Written exercise:
Find and copy every line in the records that includes the string "observations".

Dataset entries
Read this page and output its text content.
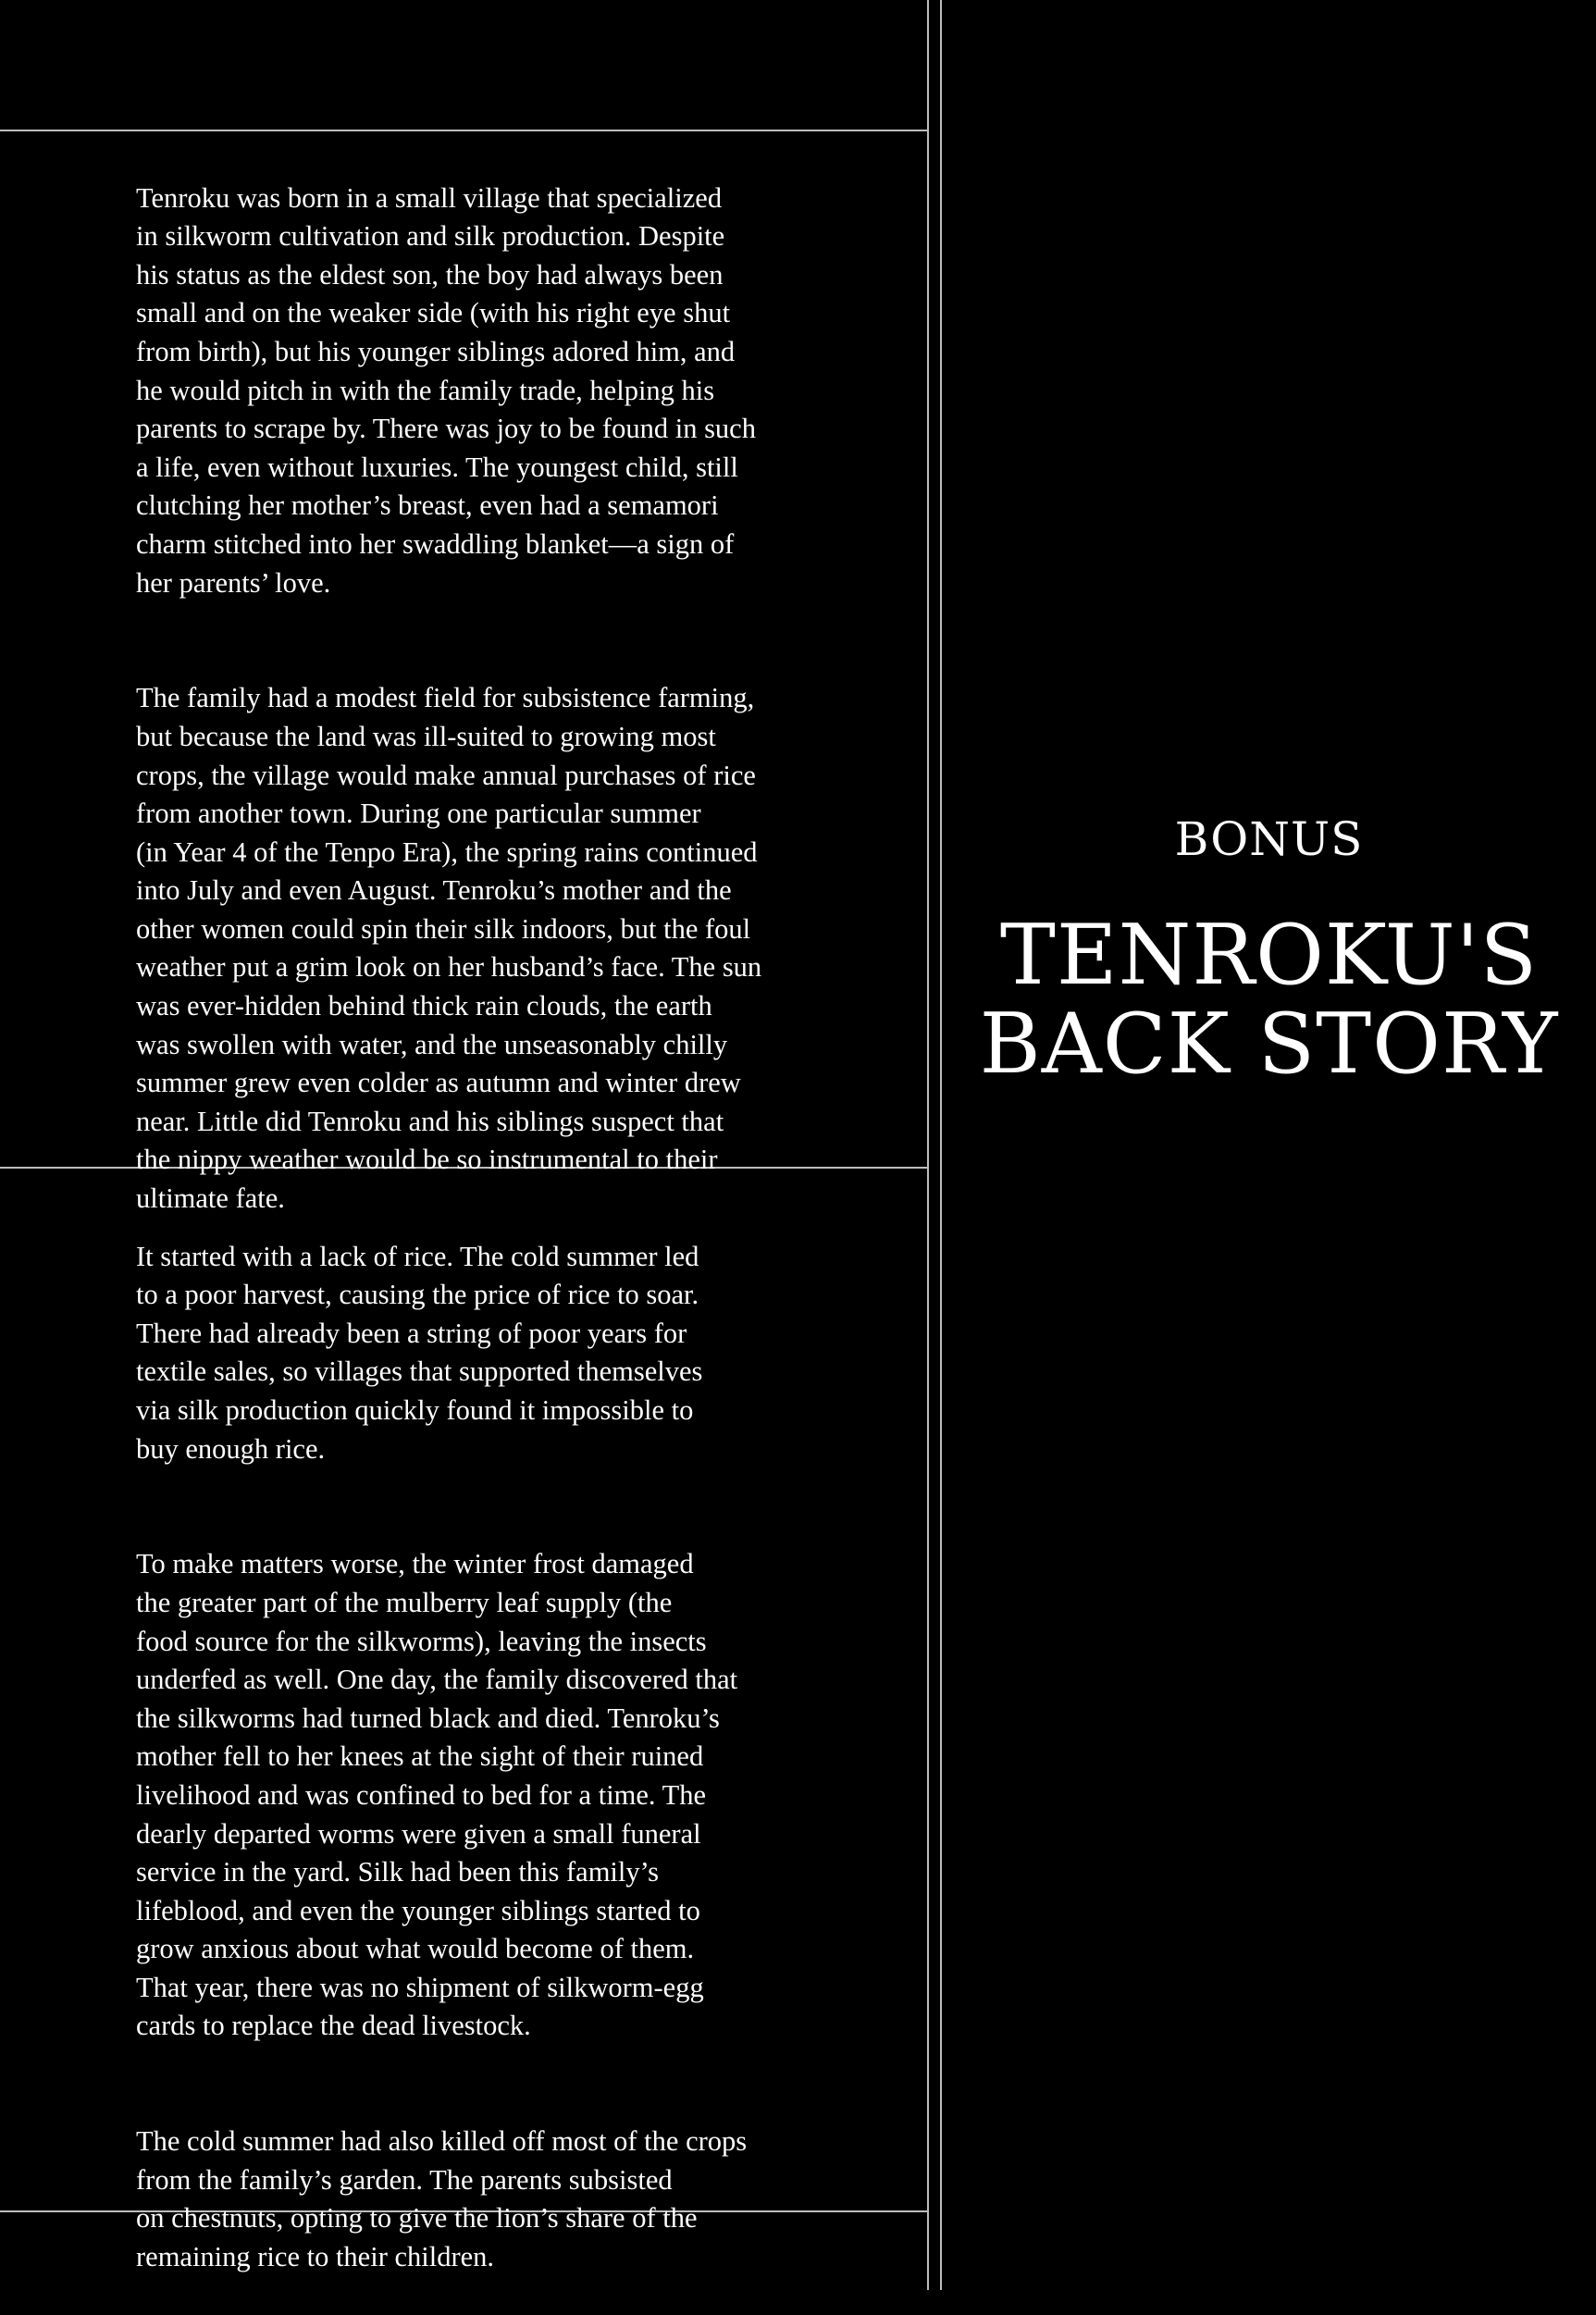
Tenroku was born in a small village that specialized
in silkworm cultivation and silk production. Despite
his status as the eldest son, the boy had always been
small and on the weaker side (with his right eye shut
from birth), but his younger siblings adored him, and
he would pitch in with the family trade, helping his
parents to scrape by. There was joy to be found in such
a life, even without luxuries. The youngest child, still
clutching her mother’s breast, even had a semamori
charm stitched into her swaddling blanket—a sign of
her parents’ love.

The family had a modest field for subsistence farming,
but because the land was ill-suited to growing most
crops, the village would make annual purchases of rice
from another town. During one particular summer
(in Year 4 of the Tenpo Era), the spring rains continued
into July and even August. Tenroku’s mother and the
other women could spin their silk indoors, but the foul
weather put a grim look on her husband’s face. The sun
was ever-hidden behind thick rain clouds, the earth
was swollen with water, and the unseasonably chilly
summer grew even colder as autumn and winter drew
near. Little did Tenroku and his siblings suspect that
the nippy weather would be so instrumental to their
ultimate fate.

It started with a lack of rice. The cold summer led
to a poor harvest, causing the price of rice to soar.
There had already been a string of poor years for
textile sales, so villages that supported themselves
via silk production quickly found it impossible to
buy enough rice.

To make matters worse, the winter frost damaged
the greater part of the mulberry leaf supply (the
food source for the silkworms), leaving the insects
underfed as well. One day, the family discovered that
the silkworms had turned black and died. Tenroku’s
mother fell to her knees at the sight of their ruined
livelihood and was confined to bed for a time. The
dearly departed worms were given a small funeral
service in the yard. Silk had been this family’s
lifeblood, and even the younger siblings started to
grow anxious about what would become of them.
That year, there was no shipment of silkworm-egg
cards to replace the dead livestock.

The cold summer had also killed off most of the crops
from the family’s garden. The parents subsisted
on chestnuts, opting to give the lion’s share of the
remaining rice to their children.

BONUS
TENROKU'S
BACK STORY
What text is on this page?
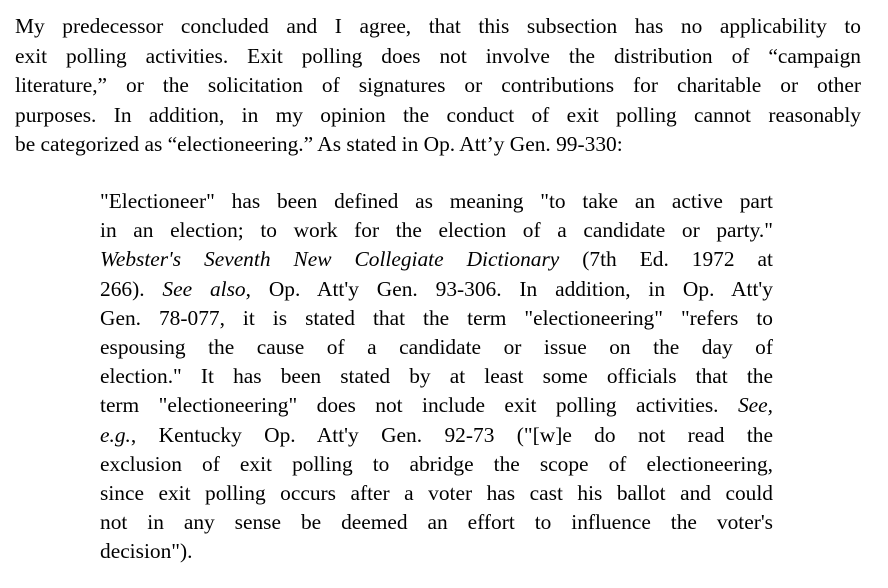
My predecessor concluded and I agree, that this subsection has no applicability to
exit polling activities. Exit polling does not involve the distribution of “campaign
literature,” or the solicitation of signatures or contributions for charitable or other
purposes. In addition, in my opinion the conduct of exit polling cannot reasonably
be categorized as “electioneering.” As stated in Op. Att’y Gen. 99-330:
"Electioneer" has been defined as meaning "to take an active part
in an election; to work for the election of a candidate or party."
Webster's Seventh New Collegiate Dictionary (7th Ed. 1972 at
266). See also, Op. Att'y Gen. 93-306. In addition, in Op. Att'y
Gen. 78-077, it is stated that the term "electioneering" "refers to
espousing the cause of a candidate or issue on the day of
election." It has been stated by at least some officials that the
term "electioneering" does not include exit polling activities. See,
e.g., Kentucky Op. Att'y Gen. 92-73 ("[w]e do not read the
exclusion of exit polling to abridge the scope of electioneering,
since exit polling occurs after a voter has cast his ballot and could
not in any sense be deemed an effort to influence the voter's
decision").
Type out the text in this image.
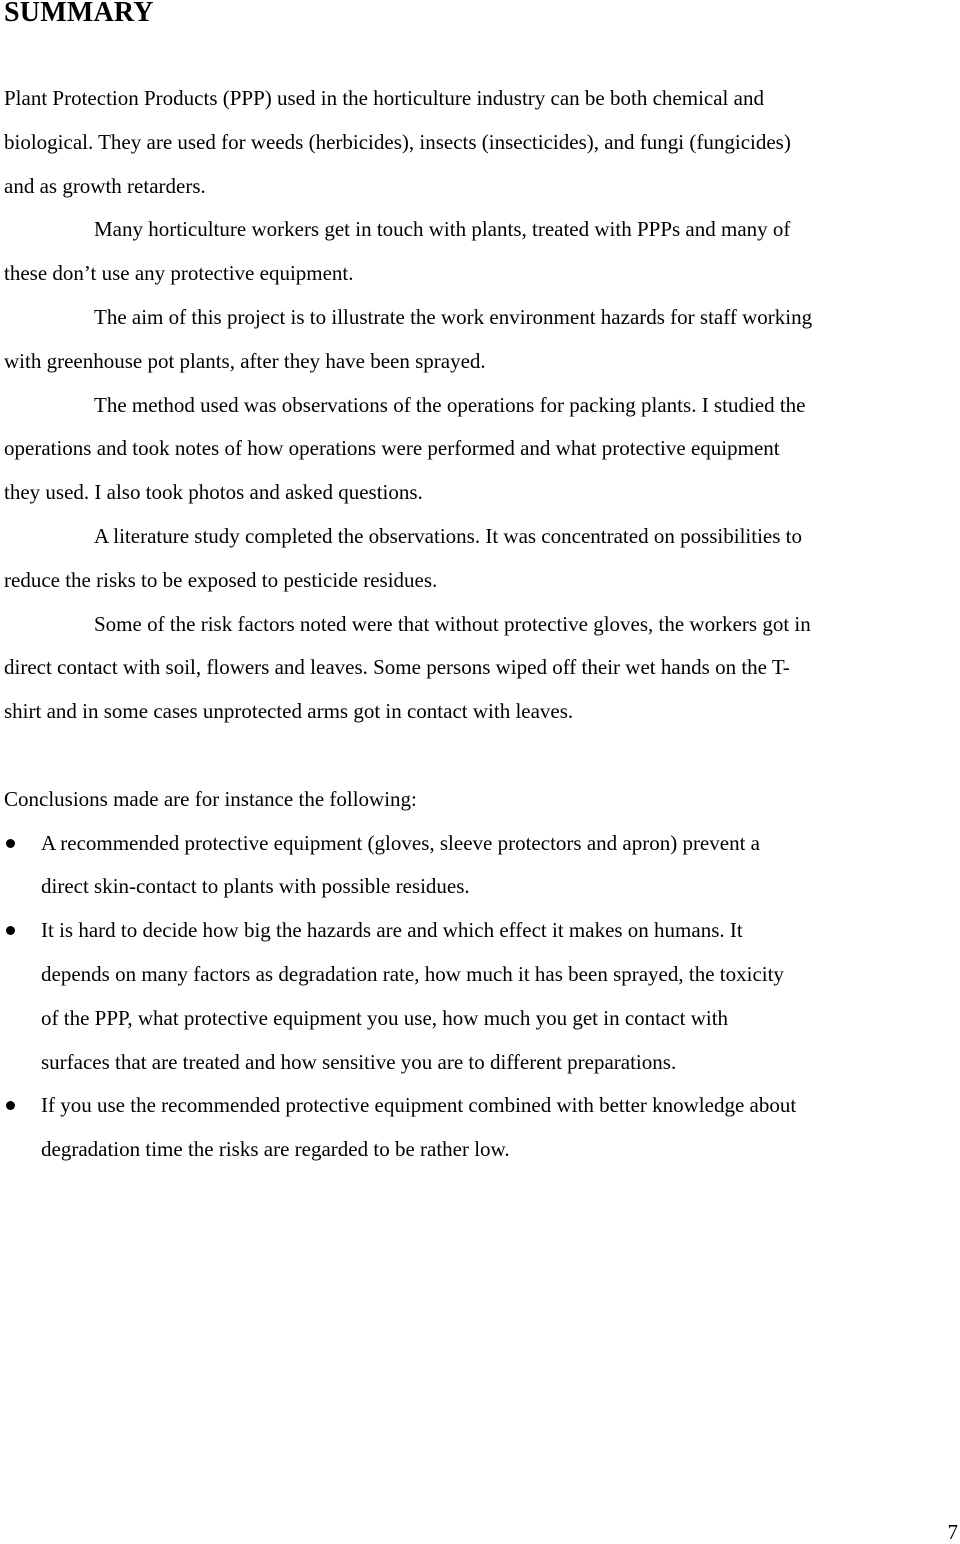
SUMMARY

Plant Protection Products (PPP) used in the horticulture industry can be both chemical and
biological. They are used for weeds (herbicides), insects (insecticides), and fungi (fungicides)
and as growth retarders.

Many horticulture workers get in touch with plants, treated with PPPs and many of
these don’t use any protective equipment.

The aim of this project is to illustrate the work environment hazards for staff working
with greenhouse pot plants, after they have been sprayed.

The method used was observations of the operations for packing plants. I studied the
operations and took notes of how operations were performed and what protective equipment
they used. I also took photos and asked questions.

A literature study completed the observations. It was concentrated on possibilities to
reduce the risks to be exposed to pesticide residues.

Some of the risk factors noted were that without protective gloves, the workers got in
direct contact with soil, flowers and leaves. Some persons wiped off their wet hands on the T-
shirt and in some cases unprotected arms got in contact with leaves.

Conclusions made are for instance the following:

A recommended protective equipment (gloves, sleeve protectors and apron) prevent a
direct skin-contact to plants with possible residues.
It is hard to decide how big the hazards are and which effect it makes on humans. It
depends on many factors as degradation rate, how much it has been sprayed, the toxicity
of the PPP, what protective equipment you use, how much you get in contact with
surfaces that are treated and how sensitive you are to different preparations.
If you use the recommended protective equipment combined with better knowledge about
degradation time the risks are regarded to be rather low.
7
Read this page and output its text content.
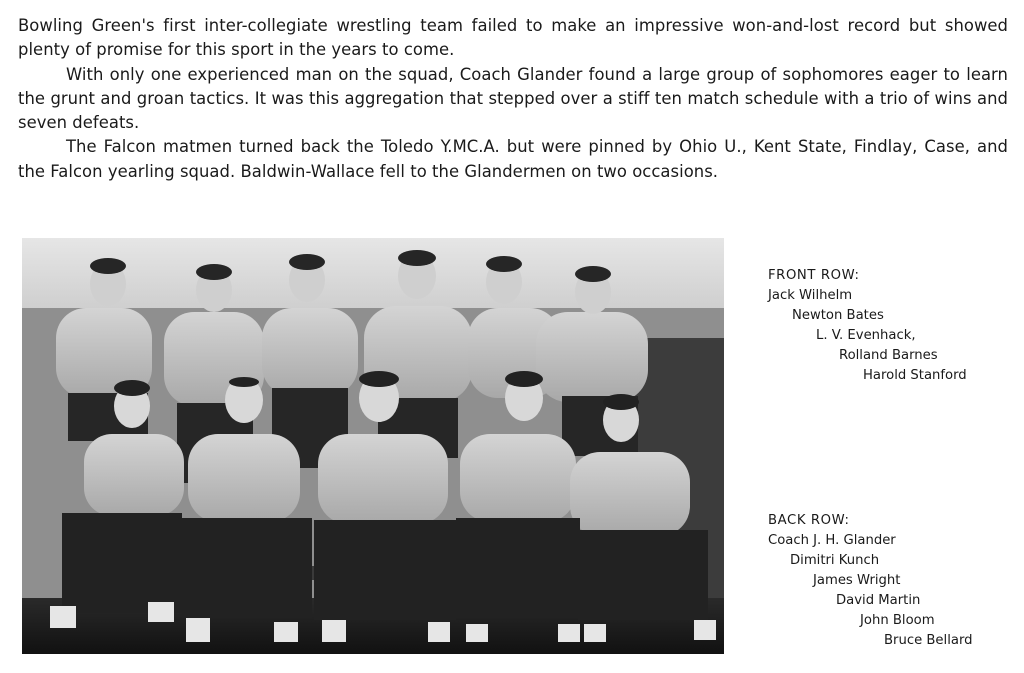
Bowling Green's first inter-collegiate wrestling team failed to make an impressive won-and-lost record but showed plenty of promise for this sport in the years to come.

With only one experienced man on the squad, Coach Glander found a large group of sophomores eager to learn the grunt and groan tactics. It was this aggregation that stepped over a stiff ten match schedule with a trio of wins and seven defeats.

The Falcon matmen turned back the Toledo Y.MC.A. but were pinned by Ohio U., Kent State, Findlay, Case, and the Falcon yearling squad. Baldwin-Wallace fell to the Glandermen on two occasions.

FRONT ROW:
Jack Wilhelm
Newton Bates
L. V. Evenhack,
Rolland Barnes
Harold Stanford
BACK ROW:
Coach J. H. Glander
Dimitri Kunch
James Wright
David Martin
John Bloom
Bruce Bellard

Exercise answer:
The method used was observations of the operations for packing plants. I studied the
A literature study completed the observations. It was concentrated on possibilities to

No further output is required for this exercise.